[Stored items from a collection]
------------------------------
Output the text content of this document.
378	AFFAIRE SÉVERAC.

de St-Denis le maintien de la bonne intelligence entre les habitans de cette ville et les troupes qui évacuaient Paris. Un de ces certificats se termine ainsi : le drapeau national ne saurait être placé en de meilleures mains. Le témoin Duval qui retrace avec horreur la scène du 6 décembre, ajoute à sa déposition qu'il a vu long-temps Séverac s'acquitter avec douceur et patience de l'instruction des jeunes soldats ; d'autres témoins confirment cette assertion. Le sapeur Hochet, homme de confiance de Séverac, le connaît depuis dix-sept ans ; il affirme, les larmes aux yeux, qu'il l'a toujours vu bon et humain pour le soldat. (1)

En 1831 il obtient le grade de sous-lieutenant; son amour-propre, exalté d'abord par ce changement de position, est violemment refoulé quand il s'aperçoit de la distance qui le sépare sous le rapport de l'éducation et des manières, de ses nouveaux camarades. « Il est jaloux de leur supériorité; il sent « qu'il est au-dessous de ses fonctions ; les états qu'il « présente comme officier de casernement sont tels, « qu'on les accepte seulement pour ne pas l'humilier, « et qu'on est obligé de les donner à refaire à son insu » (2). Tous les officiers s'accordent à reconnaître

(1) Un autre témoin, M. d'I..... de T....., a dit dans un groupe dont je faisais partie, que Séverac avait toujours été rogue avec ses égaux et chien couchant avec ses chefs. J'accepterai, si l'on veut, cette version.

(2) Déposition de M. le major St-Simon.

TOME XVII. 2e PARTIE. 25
------------------------------
* _Exercise directions_: Tally every line of the listing that holds the string "toujours", then give the number by itself.

* _Exercise result_: 2